▸ Entries supplied:

## START

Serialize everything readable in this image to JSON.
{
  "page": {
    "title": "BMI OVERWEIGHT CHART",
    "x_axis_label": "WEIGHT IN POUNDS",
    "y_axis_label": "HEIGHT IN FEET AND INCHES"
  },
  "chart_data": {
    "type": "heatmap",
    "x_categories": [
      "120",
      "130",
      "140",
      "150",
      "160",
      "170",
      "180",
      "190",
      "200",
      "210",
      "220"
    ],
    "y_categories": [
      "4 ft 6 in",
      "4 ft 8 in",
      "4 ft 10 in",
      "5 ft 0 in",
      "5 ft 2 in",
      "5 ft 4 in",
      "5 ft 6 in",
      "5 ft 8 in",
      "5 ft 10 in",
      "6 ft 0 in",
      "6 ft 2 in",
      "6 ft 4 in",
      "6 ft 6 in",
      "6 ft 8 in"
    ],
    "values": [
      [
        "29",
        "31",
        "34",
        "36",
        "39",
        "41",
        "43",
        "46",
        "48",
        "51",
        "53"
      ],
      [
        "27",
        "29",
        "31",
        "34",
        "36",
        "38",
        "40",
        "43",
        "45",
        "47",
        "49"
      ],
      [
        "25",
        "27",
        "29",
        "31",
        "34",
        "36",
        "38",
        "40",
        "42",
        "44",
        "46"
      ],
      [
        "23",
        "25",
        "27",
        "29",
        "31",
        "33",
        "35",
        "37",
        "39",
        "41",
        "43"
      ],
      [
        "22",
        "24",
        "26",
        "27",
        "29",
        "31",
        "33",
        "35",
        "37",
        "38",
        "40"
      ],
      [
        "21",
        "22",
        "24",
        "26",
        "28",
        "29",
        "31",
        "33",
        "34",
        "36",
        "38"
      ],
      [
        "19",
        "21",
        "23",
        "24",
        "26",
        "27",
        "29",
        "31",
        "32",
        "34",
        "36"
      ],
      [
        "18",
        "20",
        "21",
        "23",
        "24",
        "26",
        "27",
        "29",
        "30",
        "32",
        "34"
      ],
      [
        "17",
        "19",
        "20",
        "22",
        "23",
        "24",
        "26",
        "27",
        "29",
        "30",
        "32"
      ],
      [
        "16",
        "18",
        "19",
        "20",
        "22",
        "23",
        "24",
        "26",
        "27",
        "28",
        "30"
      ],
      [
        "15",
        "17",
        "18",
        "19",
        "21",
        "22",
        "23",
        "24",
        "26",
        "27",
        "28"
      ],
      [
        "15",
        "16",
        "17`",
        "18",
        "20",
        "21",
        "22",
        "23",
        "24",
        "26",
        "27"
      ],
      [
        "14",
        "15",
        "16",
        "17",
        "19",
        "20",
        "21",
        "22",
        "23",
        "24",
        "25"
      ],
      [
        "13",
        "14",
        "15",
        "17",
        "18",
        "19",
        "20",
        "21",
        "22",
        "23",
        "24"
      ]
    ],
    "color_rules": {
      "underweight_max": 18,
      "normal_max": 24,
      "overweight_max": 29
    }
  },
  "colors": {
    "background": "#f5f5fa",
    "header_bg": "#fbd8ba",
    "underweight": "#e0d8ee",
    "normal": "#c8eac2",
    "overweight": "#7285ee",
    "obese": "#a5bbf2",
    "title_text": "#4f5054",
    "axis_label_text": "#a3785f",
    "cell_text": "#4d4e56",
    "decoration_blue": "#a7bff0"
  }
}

## END

▸ Instruction:
The records above should be repeated in full, exactly as given.

▸ Output of the task:
Serialize everything readable in this image to JSON.
{
  "page": {
    "title": "BMI OVERWEIGHT CHART",
    "x_axis_label": "WEIGHT IN POUNDS",
    "y_axis_label": "HEIGHT IN FEET AND INCHES"
  },
  "chart_data": {
    "type": "heatmap",
    "x_categories": [
      "120",
      "130",
      "140",
      "150",
      "160",
      "170",
      "180",
      "190",
      "200",
      "210",
      "220"
    ],
    "y_categories": [
      "4 ft 6 in",
      "4 ft 8 in",
      "4 ft 10 in",
      "5 ft 0 in",
      "5 ft 2 in",
      "5 ft 4 in",
      "5 ft 6 in",
      "5 ft 8 in",
      "5 ft 10 in",
      "6 ft 0 in",
      "6 ft 2 in",
      "6 ft 4 in",
      "6 ft 6 in",
      "6 ft 8 in"
    ],
    "values": [
      [
        "29",
        "31",
        "34",
        "36",
        "39",
        "41",
        "43",
        "46",
        "48",
        "51",
        "53"
      ],
      [
        "27",
        "29",
        "31",
        "34",
        "36",
        "38",
        "40",
        "43",
        "45",
        "47",
        "49"
      ],
      [
        "25",
        "27",
        "29",
        "31",
        "34",
        "36",
        "38",
        "40",
        "42",
        "44",
        "46"
      ],
      [
        "23",
        "25",
        "27",
        "29",
        "31",
        "33",
        "35",
        "37",
        "39",
        "41",
        "43"
      ],
      [
        "22",
        "24",
        "26",
        "27",
        "29",
        "31",
        "33",
        "35",
        "37",
        "38",
        "40"
      ],
      [
        "21",
        "22",
        "24",
        "26",
        "28",
        "29",
        "31",
        "33",
        "34",
        "36",
        "38"
      ],
      [
        "19",
        "21",
        "23",
        "24",
        "26",
        "27",
        "29",
        "31",
        "32",
        "34",
        "36"
      ],
      [
        "18",
        "20",
        "21",
        "23",
        "24",
        "26",
        "27",
        "29",
        "30",
        "32",
        "34"
      ],
      [
        "17",
        "19",
        "20",
        "22",
        "23",
        "24",
        "26",
        "27",
        "29",
        "30",
        "32"
      ],
      [
        "16",
        "18",
        "19",
        "20",
        "22",
        "23",
        "24",
        "26",
        "27",
        "28",
        "30"
      ],
      [
        "15",
        "17",
        "18",
        "19",
        "21",
        "22",
        "23",
        "24",
        "26",
        "27",
        "28"
      ],
      [
        "15",
        "16",
        "17`",
        "18",
        "20",
        "21",
        "22",
        "23",
        "24",
        "26",
        "27"
      ],
      [
        "14",
        "15",
        "16",
        "17",
        "19",
        "20",
        "21",
        "22",
        "23",
        "24",
        "25"
      ],
      [
        "13",
        "14",
        "15",
        "17",
        "18",
        "19",
        "20",
        "21",
        "22",
        "23",
        "24"
      ]
    ],
    "color_rules": {
      "underweight_max": 18,
      "normal_max": 24,
      "overweight_max": 29
    }
  },
  "colors": {
    "background": "#f5f5fa",
    "header_bg": "#fbd8ba",
    "underweight": "#e0d8ee",
    "normal": "#c8eac2",
    "overweight": "#7285ee",
    "obese": "#a5bbf2",
    "title_text": "#4f5054",
    "axis_label_text": "#a3785f",
    "cell_text": "#4d4e56",
    "decoration_blue": "#a7bff0"
  }
}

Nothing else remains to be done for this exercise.